Set task → In the material below, the lines containing the word "letter" are required; copy each of them.

— Start —

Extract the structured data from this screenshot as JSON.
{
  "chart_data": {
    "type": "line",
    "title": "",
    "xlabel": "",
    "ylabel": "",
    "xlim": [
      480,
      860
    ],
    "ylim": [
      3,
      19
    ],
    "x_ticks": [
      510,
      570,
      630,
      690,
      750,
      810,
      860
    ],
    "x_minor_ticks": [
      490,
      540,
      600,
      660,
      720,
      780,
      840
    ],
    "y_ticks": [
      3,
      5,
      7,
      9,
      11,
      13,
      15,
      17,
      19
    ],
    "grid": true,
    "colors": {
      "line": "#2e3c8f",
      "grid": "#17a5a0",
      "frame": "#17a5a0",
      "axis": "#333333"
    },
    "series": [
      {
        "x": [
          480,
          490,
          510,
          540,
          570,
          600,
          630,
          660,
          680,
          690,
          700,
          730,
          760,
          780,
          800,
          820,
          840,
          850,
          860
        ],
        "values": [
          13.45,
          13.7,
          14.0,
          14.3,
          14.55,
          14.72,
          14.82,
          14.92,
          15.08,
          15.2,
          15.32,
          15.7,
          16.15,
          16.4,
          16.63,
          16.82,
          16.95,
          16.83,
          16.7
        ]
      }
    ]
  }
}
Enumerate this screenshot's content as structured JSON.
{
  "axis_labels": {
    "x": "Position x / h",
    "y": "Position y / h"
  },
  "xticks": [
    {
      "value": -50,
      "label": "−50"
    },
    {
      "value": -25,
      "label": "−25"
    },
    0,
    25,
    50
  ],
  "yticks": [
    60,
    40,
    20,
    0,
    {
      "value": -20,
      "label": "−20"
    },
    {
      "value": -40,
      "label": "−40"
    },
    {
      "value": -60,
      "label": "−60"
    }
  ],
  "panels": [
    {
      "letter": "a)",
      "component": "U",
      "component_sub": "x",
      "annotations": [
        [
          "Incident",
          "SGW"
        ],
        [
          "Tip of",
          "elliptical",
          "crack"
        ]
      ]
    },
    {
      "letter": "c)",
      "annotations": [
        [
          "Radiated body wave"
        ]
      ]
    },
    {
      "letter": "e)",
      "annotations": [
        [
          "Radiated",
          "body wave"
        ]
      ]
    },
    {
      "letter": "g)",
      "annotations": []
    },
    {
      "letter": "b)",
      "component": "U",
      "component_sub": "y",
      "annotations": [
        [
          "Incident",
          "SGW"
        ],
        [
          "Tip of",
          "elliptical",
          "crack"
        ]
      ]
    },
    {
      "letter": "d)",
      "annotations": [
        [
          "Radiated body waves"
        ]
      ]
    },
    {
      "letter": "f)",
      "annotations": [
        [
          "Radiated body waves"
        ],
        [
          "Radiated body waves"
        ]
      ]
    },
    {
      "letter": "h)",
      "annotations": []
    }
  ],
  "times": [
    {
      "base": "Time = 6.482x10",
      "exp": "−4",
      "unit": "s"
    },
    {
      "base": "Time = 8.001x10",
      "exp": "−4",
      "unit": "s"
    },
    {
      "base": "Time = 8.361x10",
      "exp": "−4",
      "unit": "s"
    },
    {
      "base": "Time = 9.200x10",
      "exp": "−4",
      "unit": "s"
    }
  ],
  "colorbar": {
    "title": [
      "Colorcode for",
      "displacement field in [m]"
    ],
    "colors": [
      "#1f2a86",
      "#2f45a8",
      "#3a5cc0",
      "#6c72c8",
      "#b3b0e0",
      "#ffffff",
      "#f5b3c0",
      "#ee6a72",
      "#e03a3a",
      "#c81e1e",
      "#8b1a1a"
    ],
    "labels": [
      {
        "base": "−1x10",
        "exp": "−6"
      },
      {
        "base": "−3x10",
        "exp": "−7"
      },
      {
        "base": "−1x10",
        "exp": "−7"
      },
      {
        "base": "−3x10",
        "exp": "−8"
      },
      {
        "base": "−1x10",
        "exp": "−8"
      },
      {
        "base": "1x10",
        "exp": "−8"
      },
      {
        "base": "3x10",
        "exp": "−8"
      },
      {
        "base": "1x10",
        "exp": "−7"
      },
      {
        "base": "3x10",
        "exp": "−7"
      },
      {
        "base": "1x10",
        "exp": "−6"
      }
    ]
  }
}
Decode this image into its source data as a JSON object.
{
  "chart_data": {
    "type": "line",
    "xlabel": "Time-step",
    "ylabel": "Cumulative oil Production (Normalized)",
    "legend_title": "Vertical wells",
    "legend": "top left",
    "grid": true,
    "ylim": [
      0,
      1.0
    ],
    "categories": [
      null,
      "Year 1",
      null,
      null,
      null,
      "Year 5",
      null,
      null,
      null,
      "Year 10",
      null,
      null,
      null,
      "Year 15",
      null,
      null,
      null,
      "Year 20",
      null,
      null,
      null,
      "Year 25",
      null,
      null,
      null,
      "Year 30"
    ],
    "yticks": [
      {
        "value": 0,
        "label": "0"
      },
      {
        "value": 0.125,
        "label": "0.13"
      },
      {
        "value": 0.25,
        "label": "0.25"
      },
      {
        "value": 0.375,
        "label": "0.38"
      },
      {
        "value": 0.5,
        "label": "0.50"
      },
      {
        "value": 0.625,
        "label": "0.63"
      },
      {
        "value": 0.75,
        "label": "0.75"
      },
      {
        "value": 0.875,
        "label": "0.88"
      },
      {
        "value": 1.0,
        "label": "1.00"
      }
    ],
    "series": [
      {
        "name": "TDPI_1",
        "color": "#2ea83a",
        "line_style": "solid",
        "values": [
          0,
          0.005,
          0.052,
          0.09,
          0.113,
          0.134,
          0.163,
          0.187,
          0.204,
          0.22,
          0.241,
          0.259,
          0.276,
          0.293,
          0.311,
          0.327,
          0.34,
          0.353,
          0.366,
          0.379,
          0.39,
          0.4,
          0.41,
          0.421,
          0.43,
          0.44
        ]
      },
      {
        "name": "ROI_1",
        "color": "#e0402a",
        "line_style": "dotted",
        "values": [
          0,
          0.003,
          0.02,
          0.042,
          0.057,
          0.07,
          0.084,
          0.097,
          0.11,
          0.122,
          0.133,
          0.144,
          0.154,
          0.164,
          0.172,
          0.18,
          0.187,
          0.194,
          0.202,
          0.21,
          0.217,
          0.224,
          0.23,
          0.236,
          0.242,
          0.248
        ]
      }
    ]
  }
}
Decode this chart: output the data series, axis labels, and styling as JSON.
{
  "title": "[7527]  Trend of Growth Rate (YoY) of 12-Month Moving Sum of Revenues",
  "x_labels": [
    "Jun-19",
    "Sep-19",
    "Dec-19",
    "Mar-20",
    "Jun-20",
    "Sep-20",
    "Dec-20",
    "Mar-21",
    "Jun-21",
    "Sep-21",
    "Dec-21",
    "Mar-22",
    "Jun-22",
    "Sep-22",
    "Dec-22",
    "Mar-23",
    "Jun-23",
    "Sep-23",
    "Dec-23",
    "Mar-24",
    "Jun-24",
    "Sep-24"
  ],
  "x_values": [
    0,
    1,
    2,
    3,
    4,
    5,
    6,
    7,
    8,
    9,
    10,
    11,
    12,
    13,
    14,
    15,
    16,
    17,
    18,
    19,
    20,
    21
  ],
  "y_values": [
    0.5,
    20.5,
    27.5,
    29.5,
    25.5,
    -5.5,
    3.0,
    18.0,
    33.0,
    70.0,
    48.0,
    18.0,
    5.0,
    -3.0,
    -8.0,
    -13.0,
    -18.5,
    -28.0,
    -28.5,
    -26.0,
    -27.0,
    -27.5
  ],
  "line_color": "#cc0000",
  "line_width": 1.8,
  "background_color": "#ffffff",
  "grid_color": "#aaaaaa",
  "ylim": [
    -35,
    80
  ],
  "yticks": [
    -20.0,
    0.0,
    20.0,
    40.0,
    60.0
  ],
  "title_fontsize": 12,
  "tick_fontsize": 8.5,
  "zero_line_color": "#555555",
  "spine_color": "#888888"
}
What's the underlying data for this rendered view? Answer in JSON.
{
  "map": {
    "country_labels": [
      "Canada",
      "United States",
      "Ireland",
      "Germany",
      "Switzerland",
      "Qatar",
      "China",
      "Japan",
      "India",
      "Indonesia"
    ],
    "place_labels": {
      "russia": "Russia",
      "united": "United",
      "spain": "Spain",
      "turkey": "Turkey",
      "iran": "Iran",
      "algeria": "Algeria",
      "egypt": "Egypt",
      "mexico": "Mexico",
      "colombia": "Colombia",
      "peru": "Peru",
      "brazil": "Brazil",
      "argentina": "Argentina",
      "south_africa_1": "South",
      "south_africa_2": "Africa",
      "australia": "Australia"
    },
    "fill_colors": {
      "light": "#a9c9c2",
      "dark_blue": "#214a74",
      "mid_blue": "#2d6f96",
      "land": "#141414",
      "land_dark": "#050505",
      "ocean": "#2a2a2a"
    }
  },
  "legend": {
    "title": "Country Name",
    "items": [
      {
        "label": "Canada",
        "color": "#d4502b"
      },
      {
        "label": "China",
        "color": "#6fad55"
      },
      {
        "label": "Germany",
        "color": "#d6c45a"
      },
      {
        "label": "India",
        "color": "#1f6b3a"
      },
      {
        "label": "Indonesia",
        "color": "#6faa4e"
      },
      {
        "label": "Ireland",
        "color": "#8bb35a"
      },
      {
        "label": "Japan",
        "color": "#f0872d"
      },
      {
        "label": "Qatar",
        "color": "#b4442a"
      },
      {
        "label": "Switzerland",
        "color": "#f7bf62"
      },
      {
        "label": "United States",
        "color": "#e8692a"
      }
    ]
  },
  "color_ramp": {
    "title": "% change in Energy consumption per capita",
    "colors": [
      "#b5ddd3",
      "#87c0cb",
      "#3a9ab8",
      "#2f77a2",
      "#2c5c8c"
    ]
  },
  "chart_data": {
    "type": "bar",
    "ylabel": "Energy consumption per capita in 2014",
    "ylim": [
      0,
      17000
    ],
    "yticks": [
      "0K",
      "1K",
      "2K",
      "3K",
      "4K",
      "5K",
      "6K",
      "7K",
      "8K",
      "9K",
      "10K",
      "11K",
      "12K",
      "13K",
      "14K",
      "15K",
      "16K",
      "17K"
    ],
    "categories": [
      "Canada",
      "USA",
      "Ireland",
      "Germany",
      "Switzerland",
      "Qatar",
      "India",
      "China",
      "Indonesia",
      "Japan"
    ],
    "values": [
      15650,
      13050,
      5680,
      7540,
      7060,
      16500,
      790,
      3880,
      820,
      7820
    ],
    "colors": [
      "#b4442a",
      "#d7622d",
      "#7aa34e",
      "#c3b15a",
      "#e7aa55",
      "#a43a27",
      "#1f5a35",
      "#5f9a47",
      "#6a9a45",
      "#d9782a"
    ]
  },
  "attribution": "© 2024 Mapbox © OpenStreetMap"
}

— End —

Answer below →
      "letter": "a)",
      "letter": "c)",
      "letter": "e)",
      "letter": "g)",
      "letter": "b)",
      "letter": "d)",
      "letter": "f)",
      "letter": "h)",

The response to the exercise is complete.